- _PROMPT_
Copy all records verbatim.

- _INPUT ROWS_
— Begin —
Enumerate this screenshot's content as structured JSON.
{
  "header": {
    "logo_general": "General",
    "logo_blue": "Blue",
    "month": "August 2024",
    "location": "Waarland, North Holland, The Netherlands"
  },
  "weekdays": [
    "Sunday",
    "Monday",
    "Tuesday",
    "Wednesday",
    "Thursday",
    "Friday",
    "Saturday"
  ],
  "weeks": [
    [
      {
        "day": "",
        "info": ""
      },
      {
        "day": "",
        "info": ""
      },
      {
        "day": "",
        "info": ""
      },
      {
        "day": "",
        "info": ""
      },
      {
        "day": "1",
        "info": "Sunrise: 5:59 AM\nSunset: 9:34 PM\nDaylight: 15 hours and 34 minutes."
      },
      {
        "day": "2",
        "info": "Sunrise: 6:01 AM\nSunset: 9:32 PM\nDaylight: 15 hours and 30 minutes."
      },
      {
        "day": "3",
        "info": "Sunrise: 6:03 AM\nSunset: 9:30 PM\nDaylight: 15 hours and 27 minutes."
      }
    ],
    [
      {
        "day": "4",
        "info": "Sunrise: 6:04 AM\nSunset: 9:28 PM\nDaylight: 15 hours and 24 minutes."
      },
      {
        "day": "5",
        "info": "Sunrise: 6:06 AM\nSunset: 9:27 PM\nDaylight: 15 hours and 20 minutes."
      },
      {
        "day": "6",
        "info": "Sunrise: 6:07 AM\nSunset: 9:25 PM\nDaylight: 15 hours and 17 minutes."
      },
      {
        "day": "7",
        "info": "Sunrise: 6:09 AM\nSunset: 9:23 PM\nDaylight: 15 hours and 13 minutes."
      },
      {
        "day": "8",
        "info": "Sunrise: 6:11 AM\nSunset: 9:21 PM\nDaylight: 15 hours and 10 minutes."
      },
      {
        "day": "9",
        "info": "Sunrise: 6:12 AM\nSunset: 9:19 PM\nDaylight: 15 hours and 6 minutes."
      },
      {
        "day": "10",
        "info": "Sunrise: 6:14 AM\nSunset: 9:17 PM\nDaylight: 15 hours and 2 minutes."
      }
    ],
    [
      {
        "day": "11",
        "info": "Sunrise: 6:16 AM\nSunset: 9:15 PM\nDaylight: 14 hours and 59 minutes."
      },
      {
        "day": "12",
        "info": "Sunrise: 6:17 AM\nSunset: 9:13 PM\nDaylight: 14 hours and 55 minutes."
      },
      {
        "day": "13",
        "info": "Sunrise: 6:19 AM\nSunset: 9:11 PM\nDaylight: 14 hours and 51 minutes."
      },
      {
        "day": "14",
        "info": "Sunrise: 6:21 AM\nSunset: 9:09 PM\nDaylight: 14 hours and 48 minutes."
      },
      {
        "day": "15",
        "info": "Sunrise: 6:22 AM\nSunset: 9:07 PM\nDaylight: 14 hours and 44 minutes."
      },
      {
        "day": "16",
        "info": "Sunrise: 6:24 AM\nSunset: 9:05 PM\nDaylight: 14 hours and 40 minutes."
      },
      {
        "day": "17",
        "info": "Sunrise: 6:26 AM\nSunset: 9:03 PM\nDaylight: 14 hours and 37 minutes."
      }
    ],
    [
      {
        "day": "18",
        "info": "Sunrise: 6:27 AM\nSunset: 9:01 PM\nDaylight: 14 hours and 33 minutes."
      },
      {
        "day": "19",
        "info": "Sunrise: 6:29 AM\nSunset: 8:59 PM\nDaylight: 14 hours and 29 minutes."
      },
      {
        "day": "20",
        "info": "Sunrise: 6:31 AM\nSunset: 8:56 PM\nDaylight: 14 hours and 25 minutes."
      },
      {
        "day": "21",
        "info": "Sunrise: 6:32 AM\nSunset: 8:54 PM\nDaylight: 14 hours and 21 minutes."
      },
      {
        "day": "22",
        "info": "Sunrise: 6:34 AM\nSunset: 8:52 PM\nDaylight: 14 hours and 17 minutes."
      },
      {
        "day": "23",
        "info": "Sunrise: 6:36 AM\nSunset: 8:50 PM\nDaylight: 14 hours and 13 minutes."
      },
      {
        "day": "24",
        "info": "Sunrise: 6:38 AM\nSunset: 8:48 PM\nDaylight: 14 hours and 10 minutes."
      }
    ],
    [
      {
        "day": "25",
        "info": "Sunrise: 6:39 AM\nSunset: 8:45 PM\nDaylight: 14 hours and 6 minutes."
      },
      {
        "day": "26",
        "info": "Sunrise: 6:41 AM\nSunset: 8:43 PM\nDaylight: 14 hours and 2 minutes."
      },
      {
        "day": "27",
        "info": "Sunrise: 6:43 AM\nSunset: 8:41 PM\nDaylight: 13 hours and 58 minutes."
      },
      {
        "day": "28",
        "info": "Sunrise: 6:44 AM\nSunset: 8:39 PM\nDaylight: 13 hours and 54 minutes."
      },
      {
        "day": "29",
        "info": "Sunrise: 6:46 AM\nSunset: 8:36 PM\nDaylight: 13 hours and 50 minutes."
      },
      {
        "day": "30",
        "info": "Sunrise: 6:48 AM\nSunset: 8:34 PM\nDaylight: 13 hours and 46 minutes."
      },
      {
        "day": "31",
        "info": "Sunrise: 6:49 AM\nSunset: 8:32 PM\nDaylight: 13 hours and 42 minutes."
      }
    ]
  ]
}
— End —
- _RESULT FOR THIS TASK_
Enumerate this screenshot's content as structured JSON.
{
  "header": {
    "logo_general": "General",
    "logo_blue": "Blue",
    "month": "August 2024",
    "location": "Waarland, North Holland, The Netherlands"
  },
  "weekdays": [
    "Sunday",
    "Monday",
    "Tuesday",
    "Wednesday",
    "Thursday",
    "Friday",
    "Saturday"
  ],
  "weeks": [
    [
      {
        "day": "",
        "info": ""
      },
      {
        "day": "",
        "info": ""
      },
      {
        "day": "",
        "info": ""
      },
      {
        "day": "",
        "info": ""
      },
      {
        "day": "1",
        "info": "Sunrise: 5:59 AM\nSunset: 9:34 PM\nDaylight: 15 hours and 34 minutes."
      },
      {
        "day": "2",
        "info": "Sunrise: 6:01 AM\nSunset: 9:32 PM\nDaylight: 15 hours and 30 minutes."
      },
      {
        "day": "3",
        "info": "Sunrise: 6:03 AM\nSunset: 9:30 PM\nDaylight: 15 hours and 27 minutes."
      }
    ],
    [
      {
        "day": "4",
        "info": "Sunrise: 6:04 AM\nSunset: 9:28 PM\nDaylight: 15 hours and 24 minutes."
      },
      {
        "day": "5",
        "info": "Sunrise: 6:06 AM\nSunset: 9:27 PM\nDaylight: 15 hours and 20 minutes."
      },
      {
        "day": "6",
        "info": "Sunrise: 6:07 AM\nSunset: 9:25 PM\nDaylight: 15 hours and 17 minutes."
      },
      {
        "day": "7",
        "info": "Sunrise: 6:09 AM\nSunset: 9:23 PM\nDaylight: 15 hours and 13 minutes."
      },
      {
        "day": "8",
        "info": "Sunrise: 6:11 AM\nSunset: 9:21 PM\nDaylight: 15 hours and 10 minutes."
      },
      {
        "day": "9",
        "info": "Sunrise: 6:12 AM\nSunset: 9:19 PM\nDaylight: 15 hours and 6 minutes."
      },
      {
        "day": "10",
        "info": "Sunrise: 6:14 AM\nSunset: 9:17 PM\nDaylight: 15 hours and 2 minutes."
      }
    ],
    [
      {
        "day": "11",
        "info": "Sunrise: 6:16 AM\nSunset: 9:15 PM\nDaylight: 14 hours and 59 minutes."
      },
      {
        "day": "12",
        "info": "Sunrise: 6:17 AM\nSunset: 9:13 PM\nDaylight: 14 hours and 55 minutes."
      },
      {
        "day": "13",
        "info": "Sunrise: 6:19 AM\nSunset: 9:11 PM\nDaylight: 14 hours and 51 minutes."
      },
      {
        "day": "14",
        "info": "Sunrise: 6:21 AM\nSunset: 9:09 PM\nDaylight: 14 hours and 48 minutes."
      },
      {
        "day": "15",
        "info": "Sunrise: 6:22 AM\nSunset: 9:07 PM\nDaylight: 14 hours and 44 minutes."
      },
      {
        "day": "16",
        "info": "Sunrise: 6:24 AM\nSunset: 9:05 PM\nDaylight: 14 hours and 40 minutes."
      },
      {
        "day": "17",
        "info": "Sunrise: 6:26 AM\nSunset: 9:03 PM\nDaylight: 14 hours and 37 minutes."
      }
    ],
    [
      {
        "day": "18",
        "info": "Sunrise: 6:27 AM\nSunset: 9:01 PM\nDaylight: 14 hours and 33 minutes."
      },
      {
        "day": "19",
        "info": "Sunrise: 6:29 AM\nSunset: 8:59 PM\nDaylight: 14 hours and 29 minutes."
      },
      {
        "day": "20",
        "info": "Sunrise: 6:31 AM\nSunset: 8:56 PM\nDaylight: 14 hours and 25 minutes."
      },
      {
        "day": "21",
        "info": "Sunrise: 6:32 AM\nSunset: 8:54 PM\nDaylight: 14 hours and 21 minutes."
      },
      {
        "day": "22",
        "info": "Sunrise: 6:34 AM\nSunset: 8:52 PM\nDaylight: 14 hours and 17 minutes."
      },
      {
        "day": "23",
        "info": "Sunrise: 6:36 AM\nSunset: 8:50 PM\nDaylight: 14 hours and 13 minutes."
      },
      {
        "day": "24",
        "info": "Sunrise: 6:38 AM\nSunset: 8:48 PM\nDaylight: 14 hours and 10 minutes."
      }
    ],
    [
      {
        "day": "25",
        "info": "Sunrise: 6:39 AM\nSunset: 8:45 PM\nDaylight: 14 hours and 6 minutes."
      },
      {
        "day": "26",
        "info": "Sunrise: 6:41 AM\nSunset: 8:43 PM\nDaylight: 14 hours and 2 minutes."
      },
      {
        "day": "27",
        "info": "Sunrise: 6:43 AM\nSunset: 8:41 PM\nDaylight: 13 hours and 58 minutes."
      },
      {
        "day": "28",
        "info": "Sunrise: 6:44 AM\nSunset: 8:39 PM\nDaylight: 13 hours and 54 minutes."
      },
      {
        "day": "29",
        "info": "Sunrise: 6:46 AM\nSunset: 8:36 PM\nDaylight: 13 hours and 50 minutes."
      },
      {
        "day": "30",
        "info": "Sunrise: 6:48 AM\nSunset: 8:34 PM\nDaylight: 13 hours and 46 minutes."
      },
      {
        "day": "31",
        "info": "Sunrise: 6:49 AM\nSunset: 8:32 PM\nDaylight: 13 hours and 42 minutes."
      }
    ]
  ]
}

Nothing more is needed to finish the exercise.